Data for the task:
######

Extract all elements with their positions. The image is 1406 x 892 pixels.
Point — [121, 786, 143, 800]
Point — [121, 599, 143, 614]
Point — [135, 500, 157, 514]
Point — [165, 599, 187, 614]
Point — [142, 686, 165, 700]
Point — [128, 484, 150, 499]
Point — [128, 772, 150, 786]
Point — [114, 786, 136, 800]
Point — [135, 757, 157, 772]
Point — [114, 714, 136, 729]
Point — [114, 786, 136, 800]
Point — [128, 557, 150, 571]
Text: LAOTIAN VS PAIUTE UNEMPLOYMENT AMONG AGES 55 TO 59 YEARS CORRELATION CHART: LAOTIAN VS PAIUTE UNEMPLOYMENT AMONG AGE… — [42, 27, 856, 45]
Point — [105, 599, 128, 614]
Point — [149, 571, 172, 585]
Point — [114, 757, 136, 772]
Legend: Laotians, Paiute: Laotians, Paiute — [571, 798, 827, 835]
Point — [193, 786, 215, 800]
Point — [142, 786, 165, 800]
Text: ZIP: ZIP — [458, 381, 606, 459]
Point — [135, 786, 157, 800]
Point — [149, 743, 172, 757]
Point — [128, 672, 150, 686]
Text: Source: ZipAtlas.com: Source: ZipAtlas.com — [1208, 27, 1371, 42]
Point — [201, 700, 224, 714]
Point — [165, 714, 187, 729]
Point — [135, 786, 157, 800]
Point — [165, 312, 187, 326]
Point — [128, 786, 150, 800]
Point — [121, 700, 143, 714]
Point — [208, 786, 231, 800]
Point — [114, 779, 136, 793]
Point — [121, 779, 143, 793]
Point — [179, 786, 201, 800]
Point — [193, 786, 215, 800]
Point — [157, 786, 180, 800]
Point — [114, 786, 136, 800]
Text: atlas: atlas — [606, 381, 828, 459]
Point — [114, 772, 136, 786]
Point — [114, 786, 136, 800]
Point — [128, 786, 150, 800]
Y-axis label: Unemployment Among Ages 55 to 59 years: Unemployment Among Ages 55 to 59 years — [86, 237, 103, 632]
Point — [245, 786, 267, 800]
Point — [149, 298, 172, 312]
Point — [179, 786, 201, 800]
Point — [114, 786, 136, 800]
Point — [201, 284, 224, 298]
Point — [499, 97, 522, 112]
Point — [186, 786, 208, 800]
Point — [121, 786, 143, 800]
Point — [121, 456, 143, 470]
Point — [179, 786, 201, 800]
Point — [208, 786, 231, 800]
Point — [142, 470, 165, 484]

######

Rewrite every line of the records, swapping each occurrence of "Point" for "Marker" and leaving everything else unchanged.

Task response:
Extract all elements with their positions. The image is 1406 x 892 pixels.
Marker — [121, 786, 143, 800]
Marker — [121, 599, 143, 614]
Marker — [135, 500, 157, 514]
Marker — [165, 599, 187, 614]
Marker — [142, 686, 165, 700]
Marker — [128, 484, 150, 499]
Marker — [128, 772, 150, 786]
Marker — [114, 786, 136, 800]
Marker — [135, 757, 157, 772]
Marker — [114, 714, 136, 729]
Marker — [114, 786, 136, 800]
Marker — [128, 557, 150, 571]
Text: LAOTIAN VS PAIUTE UNEMPLOYMENT AMONG AGES 55 TO 59 YEARS CORRELATION CHART: LAOTIAN VS PAIUTE UNEMPLOYMENT AMONG AGE… — [42, 27, 856, 45]
Marker — [105, 599, 128, 614]
Marker — [149, 571, 172, 585]
Marker — [114, 757, 136, 772]
Legend: Laotians, Paiute: Laotians, Paiute — [571, 798, 827, 835]
Marker — [193, 786, 215, 800]
Marker — [142, 786, 165, 800]
Text: ZIP: ZIP — [458, 381, 606, 459]
Marker — [135, 786, 157, 800]
Marker — [149, 743, 172, 757]
Marker — [128, 672, 150, 686]
Text: Source: ZipAtlas.com: Source: ZipAtlas.com — [1208, 27, 1371, 42]
Marker — [201, 700, 224, 714]
Marker — [165, 714, 187, 729]
Marker — [135, 786, 157, 800]
Marker — [165, 312, 187, 326]
Marker — [128, 786, 150, 800]
Marker — [121, 700, 143, 714]
Marker — [208, 786, 231, 800]
Marker — [114, 779, 136, 793]
Marker — [121, 779, 143, 793]
Marker — [179, 786, 201, 800]
Marker — [193, 786, 215, 800]
Marker — [157, 786, 180, 800]
Marker — [114, 786, 136, 800]
Text: atlas: atlas — [606, 381, 828, 459]
Marker — [114, 772, 136, 786]
Marker — [114, 786, 136, 800]
Marker — [128, 786, 150, 800]
Y-axis label: Unemployment Among Ages 55 to 59 years: Unemployment Among Ages 55 to 59 years — [86, 237, 103, 632]
Marker — [245, 786, 267, 800]
Marker — [149, 298, 172, 312]
Marker — [179, 786, 201, 800]
Marker — [114, 786, 136, 800]
Marker — [201, 284, 224, 298]
Marker — [499, 97, 522, 112]
Marker — [186, 786, 208, 800]
Marker — [121, 786, 143, 800]
Marker — [121, 456, 143, 470]
Marker — [179, 786, 201, 800]
Marker — [208, 786, 231, 800]
Marker — [142, 470, 165, 484]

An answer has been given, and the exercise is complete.